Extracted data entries
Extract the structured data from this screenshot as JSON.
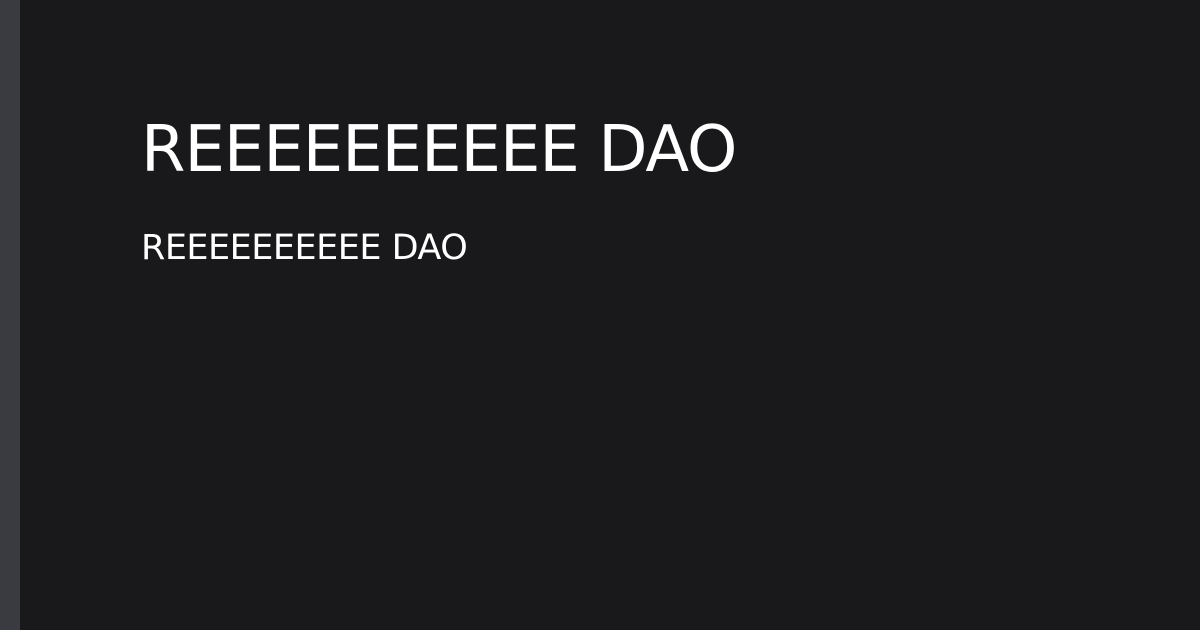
{
  "card": {
    "title": "REEEEEEEEEE DAO",
    "description": "REEEEEEEEEE DAO"
  },
  "colors": {
    "background": "#19191b",
    "accent_bar": "#3a3b40",
    "text": "#ffffff"
  }
}
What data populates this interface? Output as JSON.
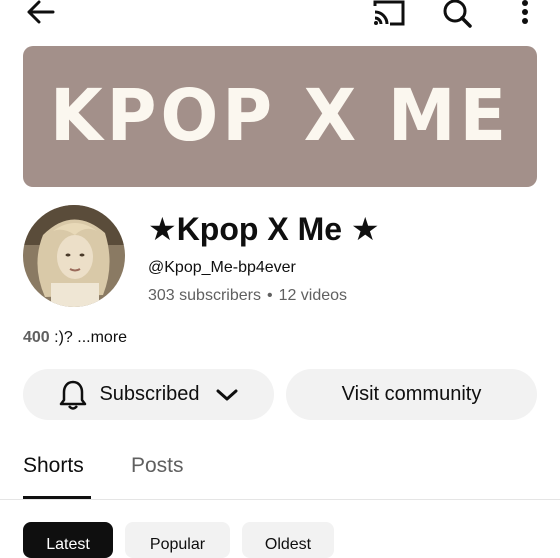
{
  "colors": {
    "banner_bg": "#a3908a",
    "banner_text": "#fbf7ef",
    "pill_bg": "#f2f2f2",
    "chip_active_bg": "#0f0f0f",
    "chip_active_text": "#ffffff",
    "secondary_text": "#606060"
  },
  "header": {
    "back_icon": "arrow-left-icon",
    "cast_icon": "cast-icon",
    "search_icon": "search-icon",
    "more_icon": "more-vert-icon"
  },
  "banner": {
    "text": "KPOP X ME"
  },
  "channel": {
    "title": "★Kpop X Me ★",
    "handle": "@Kpop_Me-bp4ever",
    "subscribers": "303 subscribers",
    "separator": "•",
    "videos": "12 videos"
  },
  "description": {
    "count": "400",
    "text": " :)? ",
    "more": "...more"
  },
  "actions": {
    "subscribed_label": "Subscribed",
    "bell_icon": "bell-icon",
    "chevron_icon": "chevron-down-icon",
    "community_label": "Visit community"
  },
  "tabs": [
    {
      "label": "Shorts",
      "active": true
    },
    {
      "label": "Posts",
      "active": false
    }
  ],
  "chips": [
    {
      "label": "Latest",
      "active": true
    },
    {
      "label": "Popular",
      "active": false
    },
    {
      "label": "Oldest",
      "active": false
    }
  ]
}
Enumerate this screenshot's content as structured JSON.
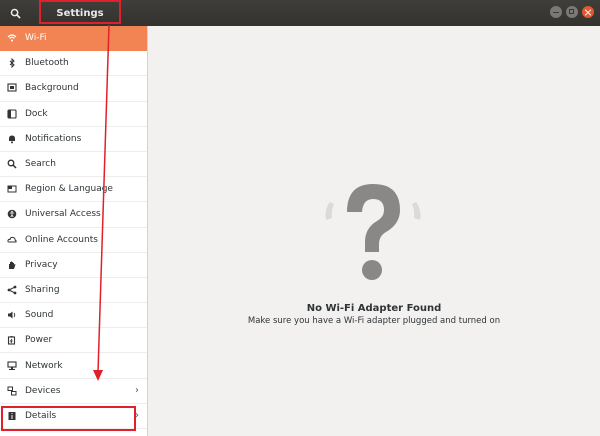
{
  "window": {
    "title": "Settings"
  },
  "sidebar": {
    "items": [
      {
        "label": "Wi-Fi",
        "icon": "wifi-icon"
      },
      {
        "label": "Bluetooth",
        "icon": "bluetooth-icon"
      },
      {
        "label": "Background",
        "icon": "background-icon"
      },
      {
        "label": "Dock",
        "icon": "dock-icon"
      },
      {
        "label": "Notifications",
        "icon": "bell-icon"
      },
      {
        "label": "Search",
        "icon": "search-icon"
      },
      {
        "label": "Region & Language",
        "icon": "flag-icon"
      },
      {
        "label": "Universal Access",
        "icon": "accessibility-icon"
      },
      {
        "label": "Online Accounts",
        "icon": "cloud-icon"
      },
      {
        "label": "Privacy",
        "icon": "hand-icon"
      },
      {
        "label": "Sharing",
        "icon": "share-icon"
      },
      {
        "label": "Sound",
        "icon": "speaker-icon"
      },
      {
        "label": "Power",
        "icon": "battery-icon"
      },
      {
        "label": "Network",
        "icon": "network-icon"
      },
      {
        "label": "Devices",
        "icon": "devices-icon"
      },
      {
        "label": "Details",
        "icon": "info-icon"
      }
    ],
    "active": "Wi-Fi",
    "accent": "#f28454"
  },
  "main": {
    "empty_title": "No Wi-Fi Adapter Found",
    "empty_subtitle": "Make sure you have a Wi-Fi adapter plugged and turned on"
  },
  "annotation": {
    "color": "#e0202a"
  }
}
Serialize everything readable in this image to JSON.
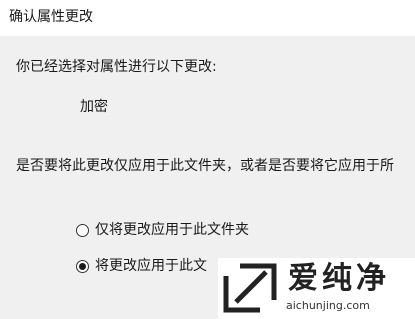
{
  "dialog": {
    "title": "确认属性更改",
    "intro": "你已经选择对属性进行以下更改:",
    "attribute": "加密",
    "question": "是否要将此更改仅应用于此文件夹，或者是否要将它应用于所",
    "options": [
      {
        "label": "仅将更改应用于此文件夹",
        "selected": false
      },
      {
        "label": "将更改应用于此文",
        "selected": true
      }
    ]
  },
  "watermark": {
    "brand": "爱纯净",
    "url": "aichunjing.com",
    "logo_icon": "diagonal-window-logo"
  }
}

Instructions to follow -> Write out the whole listing exactly, and drop the pictures.

Response to the task ->
Extract the structured data from this screenshot as JSON.
{
  "card": {
    "title": "REEEEEEEEEE DAO",
    "description": "REEEEEEEEEE DAO"
  },
  "colors": {
    "background": "#19191b",
    "accent_bar": "#3a3b40",
    "text": "#ffffff"
  }
}
What data populates this interface? Output as JSON.
{
  "colors": {
    "banner_bg": "#a3908a",
    "banner_text": "#fbf7ef",
    "pill_bg": "#f2f2f2",
    "chip_active_bg": "#0f0f0f",
    "chip_active_text": "#ffffff",
    "secondary_text": "#606060"
  },
  "header": {
    "back_icon": "arrow-left-icon",
    "cast_icon": "cast-icon",
    "search_icon": "search-icon",
    "more_icon": "more-vert-icon"
  },
  "banner": {
    "text": "KPOP X ME"
  },
  "channel": {
    "title": "★Kpop X Me ★",
    "handle": "@Kpop_Me-bp4ever",
    "subscribers": "303 subscribers",
    "separator": "•",
    "videos": "12 videos"
  },
  "description": {
    "count": "400",
    "text": " :)? ",
    "more": "...more"
  },
  "actions": {
    "subscribed_label": "Subscribed",
    "bell_icon": "bell-icon",
    "chevron_icon": "chevron-down-icon",
    "community_label": "Visit community"
  },
  "tabs": [
    {
      "label": "Shorts",
      "active": true
    },
    {
      "label": "Posts",
      "active": false
    }
  ],
  "chips": [
    {
      "label": "Latest",
      "active": true
    },
    {
      "label": "Popular",
      "active": false
    },
    {
      "label": "Oldest",
      "active": false
    }
  ]
}
Enumerate this screenshot's content as structured JSON.
{
  "window": {
    "title": "Settings"
  },
  "sidebar": {
    "items": [
      {
        "label": "Wi-Fi",
        "icon": "wifi-icon"
      },
      {
        "label": "Bluetooth",
        "icon": "bluetooth-icon"
      },
      {
        "label": "Background",
        "icon": "background-icon"
      },
      {
        "label": "Dock",
        "icon": "dock-icon"
      },
      {
        "label": "Notifications",
        "icon": "bell-icon"
      },
      {
        "label": "Search",
        "icon": "search-icon"
      },
      {
        "label": "Region & Language",
        "icon": "flag-icon"
      },
      {
        "label": "Universal Access",
        "icon": "accessibility-icon"
      },
      {
        "label": "Online Accounts",
        "icon": "cloud-icon"
      },
      {
        "label": "Privacy",
        "icon": "hand-icon"
      },
      {
        "label": "Sharing",
        "icon": "share-icon"
      },
      {
        "label": "Sound",
        "icon": "speaker-icon"
      },
      {
        "label": "Power",
        "icon": "battery-icon"
      },
      {
        "label": "Network",
        "icon": "network-icon"
      },
      {
        "label": "Devices",
        "icon": "devices-icon"
      },
      {
        "label": "Details",
        "icon": "info-icon"
      }
    ],
    "active": "Wi-Fi",
    "accent": "#f28454"
  },
  "main": {
    "empty_title": "No Wi-Fi Adapter Found",
    "empty_subtitle": "Make sure you have a Wi-Fi adapter plugged and turned on"
  },
  "annotation": {
    "color": "#e0202a"
  }
}
Serialize everything readable in this image to JSON.
{
  "dialog": {
    "title": "确认属性更改",
    "intro": "你已经选择对属性进行以下更改:",
    "attribute": "加密",
    "question": "是否要将此更改仅应用于此文件夹，或者是否要将它应用于所",
    "options": [
      {
        "label": "仅将更改应用于此文件夹",
        "selected": false
      },
      {
        "label": "将更改应用于此文",
        "selected": true
      }
    ]
  },
  "watermark": {
    "brand": "爱纯净",
    "url": "aichunjing.com",
    "logo_icon": "diagonal-window-logo"
  }
}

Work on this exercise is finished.